• SOURCE DOCUMENT
* * * * *

This paper addresses the NP-hard problem of computing the least singular value of a matrix relative to a pair of closed convex cones, with applications in graph theory. It provides exact algorithms (non-convex quadratic programming and brute-force active-set) and heuristics (alternating projections and fractional programming) that compute globally or locally optimal solutions.

This paper deals with the numerical computation of the least singular value of a rectangular matrix $A$ relative to a pair of closed convex cones $(P,Q)$, which is defined as the optimal value of the non-convex optimization problem of minimizing $\langle u,Av\rangle$ such that $u$ and $v$ are unit vectors in $P$ and $Q$, respectively. When $A$ is the identity matrix, the least singular value coincides with the cosine of the largest angle between $P$ and $Q$. When $P$ and $Q$ are positive orthants, the least singular value is called the least Pareto singular value of $A$ and has applications, for instance, in graph theory. We prove the NP-hardness of all the above problems, while identifying cases when such problems can be solved in polynomial time. We then propose four algorithms. Two are exact algorithms, meaning that they are guaranteed to compute a globally optimal solution; one uses an exact non-convex quadratic programming solver, and the other a brute-force active-set method. The other two are heuristics, meaning that they rapidly compute locally optimal solutions; one uses an alternating projection algorithm with extrapolation, and the other a sequential partial linearization approach based on fractional programming. We illustrate the use of these algorithms on several examples.

* * * * *

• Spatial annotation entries
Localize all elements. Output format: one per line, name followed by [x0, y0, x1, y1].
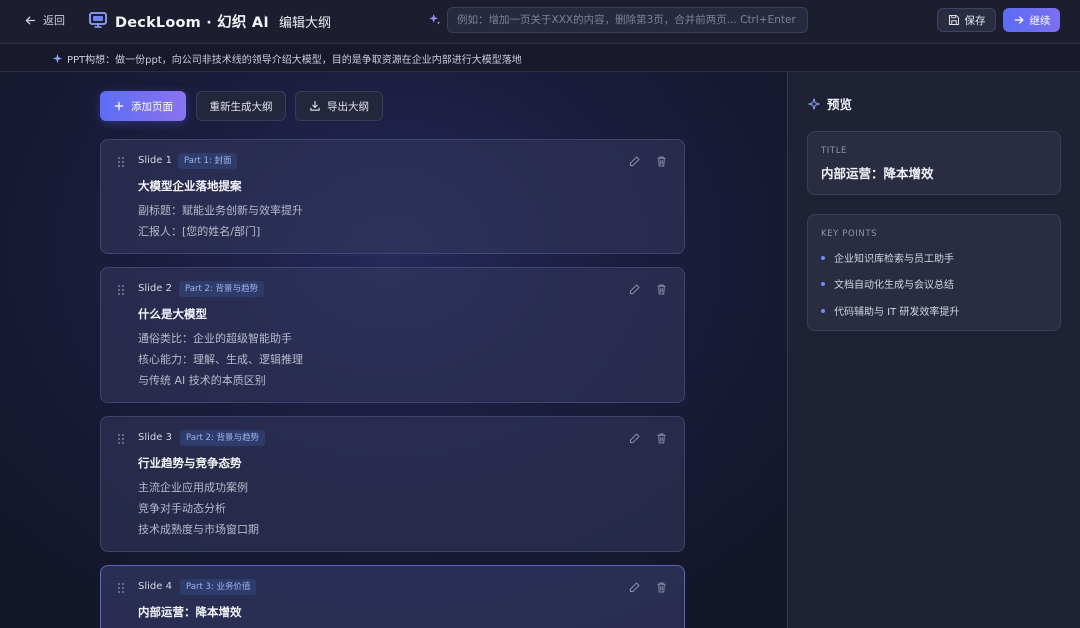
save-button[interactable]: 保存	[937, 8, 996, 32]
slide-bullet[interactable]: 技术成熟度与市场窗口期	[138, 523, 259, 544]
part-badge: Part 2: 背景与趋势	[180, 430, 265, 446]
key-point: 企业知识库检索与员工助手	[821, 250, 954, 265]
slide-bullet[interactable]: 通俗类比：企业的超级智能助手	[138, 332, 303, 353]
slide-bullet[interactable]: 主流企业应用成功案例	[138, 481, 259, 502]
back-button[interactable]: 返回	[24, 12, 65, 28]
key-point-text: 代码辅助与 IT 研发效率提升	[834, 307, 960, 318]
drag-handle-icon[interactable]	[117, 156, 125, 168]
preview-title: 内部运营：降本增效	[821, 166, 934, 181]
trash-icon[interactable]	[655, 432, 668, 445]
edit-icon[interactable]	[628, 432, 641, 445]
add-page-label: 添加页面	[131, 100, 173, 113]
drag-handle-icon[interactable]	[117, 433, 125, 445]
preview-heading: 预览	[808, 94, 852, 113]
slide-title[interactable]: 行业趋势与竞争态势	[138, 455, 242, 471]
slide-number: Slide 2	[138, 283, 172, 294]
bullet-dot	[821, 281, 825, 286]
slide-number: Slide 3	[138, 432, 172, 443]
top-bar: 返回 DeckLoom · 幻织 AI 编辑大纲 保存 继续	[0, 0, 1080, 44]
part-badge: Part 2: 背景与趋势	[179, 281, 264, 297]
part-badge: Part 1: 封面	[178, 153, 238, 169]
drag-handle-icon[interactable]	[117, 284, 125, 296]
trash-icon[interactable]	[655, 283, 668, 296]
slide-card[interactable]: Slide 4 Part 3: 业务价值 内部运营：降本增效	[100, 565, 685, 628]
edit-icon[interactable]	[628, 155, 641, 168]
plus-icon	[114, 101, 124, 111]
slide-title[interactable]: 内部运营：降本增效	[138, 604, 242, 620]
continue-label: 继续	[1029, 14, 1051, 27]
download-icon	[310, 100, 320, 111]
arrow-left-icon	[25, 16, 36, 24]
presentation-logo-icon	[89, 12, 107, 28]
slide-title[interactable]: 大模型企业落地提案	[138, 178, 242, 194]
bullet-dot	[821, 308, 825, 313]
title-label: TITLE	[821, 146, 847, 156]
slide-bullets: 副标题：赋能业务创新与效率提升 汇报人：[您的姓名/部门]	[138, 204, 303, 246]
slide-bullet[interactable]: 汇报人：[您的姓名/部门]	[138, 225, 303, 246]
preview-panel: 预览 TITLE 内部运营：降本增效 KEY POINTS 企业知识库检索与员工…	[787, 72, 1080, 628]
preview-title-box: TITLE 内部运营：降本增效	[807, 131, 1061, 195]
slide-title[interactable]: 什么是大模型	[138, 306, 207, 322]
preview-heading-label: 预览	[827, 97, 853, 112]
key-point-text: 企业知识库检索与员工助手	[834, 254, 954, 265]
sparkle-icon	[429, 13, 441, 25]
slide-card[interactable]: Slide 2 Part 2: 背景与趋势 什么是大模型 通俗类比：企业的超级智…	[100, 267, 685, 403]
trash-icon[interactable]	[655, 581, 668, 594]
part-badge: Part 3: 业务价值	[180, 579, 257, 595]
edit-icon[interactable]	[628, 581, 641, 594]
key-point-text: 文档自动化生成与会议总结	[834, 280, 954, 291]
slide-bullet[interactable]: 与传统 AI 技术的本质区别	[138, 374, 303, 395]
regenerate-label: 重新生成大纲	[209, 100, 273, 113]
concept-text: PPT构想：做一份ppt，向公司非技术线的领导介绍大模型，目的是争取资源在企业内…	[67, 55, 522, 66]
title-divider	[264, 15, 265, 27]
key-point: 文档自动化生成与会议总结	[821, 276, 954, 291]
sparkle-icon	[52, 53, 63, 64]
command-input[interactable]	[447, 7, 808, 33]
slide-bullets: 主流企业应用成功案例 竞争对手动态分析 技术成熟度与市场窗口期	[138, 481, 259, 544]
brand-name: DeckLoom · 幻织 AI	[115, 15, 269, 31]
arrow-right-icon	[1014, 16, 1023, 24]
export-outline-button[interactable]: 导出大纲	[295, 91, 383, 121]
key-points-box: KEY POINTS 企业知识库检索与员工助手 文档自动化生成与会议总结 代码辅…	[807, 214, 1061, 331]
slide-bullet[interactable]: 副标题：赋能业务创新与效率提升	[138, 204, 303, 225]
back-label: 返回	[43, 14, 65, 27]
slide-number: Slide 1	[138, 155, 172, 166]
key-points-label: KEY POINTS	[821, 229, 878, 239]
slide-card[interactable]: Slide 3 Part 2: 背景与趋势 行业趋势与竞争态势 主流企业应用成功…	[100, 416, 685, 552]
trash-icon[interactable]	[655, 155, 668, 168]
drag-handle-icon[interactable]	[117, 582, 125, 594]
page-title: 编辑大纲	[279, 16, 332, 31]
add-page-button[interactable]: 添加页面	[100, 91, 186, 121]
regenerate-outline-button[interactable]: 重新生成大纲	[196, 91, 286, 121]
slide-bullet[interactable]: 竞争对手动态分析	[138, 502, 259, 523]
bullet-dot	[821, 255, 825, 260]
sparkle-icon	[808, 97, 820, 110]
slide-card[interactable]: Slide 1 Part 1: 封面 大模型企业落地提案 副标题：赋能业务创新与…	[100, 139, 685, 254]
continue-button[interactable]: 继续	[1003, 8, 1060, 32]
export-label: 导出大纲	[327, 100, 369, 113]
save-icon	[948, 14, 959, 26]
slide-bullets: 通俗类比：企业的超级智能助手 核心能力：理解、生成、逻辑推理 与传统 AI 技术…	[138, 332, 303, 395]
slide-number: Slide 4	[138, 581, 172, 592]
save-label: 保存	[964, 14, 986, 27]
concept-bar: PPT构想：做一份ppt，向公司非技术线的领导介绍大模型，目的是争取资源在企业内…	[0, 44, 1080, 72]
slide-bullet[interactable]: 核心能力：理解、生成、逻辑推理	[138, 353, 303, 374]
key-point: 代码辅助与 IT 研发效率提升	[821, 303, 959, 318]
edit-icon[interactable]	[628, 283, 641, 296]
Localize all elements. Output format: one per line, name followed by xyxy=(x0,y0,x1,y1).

* * * * *

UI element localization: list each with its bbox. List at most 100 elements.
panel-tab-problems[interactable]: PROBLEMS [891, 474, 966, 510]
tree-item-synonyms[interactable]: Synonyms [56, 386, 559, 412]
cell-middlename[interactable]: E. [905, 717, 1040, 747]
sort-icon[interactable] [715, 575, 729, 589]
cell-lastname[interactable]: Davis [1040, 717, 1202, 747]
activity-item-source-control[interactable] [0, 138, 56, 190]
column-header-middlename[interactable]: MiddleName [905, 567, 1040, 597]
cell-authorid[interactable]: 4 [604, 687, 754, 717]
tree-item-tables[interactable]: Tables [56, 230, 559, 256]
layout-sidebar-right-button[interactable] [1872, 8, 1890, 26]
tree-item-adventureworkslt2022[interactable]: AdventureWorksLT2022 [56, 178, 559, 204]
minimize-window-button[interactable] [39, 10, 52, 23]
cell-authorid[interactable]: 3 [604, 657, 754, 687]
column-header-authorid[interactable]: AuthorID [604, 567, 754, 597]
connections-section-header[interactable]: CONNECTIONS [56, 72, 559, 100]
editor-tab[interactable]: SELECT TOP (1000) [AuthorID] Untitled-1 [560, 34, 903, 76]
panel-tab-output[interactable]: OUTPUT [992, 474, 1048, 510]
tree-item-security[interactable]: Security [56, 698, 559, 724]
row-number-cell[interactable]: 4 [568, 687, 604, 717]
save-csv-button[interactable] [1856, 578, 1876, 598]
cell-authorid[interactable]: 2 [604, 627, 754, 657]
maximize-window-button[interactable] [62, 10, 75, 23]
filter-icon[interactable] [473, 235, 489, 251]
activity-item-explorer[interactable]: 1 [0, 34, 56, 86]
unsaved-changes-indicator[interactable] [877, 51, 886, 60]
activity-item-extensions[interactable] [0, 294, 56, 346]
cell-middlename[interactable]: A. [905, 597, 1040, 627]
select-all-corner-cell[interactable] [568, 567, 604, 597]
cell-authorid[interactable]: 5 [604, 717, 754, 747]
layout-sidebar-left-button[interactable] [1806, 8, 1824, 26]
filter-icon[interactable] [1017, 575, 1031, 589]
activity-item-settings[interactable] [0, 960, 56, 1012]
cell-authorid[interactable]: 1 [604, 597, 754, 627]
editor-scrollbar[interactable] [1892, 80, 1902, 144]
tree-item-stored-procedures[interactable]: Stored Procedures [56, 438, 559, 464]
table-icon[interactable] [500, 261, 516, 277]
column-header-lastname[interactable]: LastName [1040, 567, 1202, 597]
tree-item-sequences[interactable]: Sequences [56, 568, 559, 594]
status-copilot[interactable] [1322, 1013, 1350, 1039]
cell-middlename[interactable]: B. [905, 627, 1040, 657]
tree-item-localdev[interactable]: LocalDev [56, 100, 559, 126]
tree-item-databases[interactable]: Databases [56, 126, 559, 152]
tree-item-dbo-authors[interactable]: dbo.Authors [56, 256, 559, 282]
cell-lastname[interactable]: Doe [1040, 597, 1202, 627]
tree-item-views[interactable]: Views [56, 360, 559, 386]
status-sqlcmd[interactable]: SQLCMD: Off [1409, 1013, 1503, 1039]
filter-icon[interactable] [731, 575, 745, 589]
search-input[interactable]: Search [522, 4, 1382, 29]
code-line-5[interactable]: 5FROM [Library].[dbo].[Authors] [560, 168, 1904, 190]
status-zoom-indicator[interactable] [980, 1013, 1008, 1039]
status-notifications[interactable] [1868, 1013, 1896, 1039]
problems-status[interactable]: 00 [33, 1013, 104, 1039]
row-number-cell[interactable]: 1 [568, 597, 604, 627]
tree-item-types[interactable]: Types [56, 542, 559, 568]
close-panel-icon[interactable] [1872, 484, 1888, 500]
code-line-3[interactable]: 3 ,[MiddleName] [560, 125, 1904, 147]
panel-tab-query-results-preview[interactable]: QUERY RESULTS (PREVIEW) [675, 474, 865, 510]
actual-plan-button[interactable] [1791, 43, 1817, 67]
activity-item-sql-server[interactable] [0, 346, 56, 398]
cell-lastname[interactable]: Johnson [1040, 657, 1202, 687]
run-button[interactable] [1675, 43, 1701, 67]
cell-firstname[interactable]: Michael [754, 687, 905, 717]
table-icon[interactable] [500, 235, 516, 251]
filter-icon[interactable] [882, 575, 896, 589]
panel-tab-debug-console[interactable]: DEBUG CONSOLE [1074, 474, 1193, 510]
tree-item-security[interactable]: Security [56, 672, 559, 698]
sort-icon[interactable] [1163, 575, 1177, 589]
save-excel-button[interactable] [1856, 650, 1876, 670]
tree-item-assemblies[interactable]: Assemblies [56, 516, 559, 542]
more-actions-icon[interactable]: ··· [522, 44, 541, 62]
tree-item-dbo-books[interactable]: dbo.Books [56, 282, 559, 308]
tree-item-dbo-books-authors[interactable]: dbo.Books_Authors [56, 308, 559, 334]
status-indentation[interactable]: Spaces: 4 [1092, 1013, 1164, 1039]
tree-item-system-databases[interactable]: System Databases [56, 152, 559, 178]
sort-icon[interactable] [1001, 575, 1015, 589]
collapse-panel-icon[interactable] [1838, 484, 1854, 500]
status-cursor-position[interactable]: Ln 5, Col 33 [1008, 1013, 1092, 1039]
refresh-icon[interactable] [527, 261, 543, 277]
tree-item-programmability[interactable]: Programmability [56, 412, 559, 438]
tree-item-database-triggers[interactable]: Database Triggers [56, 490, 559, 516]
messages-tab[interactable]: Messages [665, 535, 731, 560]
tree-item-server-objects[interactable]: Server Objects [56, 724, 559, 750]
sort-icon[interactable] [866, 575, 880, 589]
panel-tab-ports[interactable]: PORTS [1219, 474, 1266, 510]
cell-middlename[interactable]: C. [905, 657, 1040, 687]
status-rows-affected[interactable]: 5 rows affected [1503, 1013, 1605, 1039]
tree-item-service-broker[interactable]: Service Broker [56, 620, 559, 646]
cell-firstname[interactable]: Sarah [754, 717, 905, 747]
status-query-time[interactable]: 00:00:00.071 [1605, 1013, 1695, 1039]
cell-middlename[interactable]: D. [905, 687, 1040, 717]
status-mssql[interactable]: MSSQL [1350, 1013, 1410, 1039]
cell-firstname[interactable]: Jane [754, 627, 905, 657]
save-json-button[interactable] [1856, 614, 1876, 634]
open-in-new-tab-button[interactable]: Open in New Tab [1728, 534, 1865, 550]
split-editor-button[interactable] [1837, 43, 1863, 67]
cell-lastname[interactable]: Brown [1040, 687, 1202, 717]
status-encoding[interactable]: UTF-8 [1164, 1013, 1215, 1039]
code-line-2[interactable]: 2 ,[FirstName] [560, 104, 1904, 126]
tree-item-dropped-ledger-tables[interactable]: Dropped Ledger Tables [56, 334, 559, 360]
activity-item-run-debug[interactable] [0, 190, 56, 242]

* * * * *

• DIRECTIVE
List the four algorithms that the summary on the least singular value relative to convex cones proposes, giving the method each one uses.

• RESPONSE
- An exact algorithm that uses an exact non-convex quadratic programming solver
- An exact algorithm that uses a brute-force active-set method
- A heuristic that uses an alternating projection algorithm with extrapolation
- A heuristic that uses a sequential partial linearization approach based on fractional programming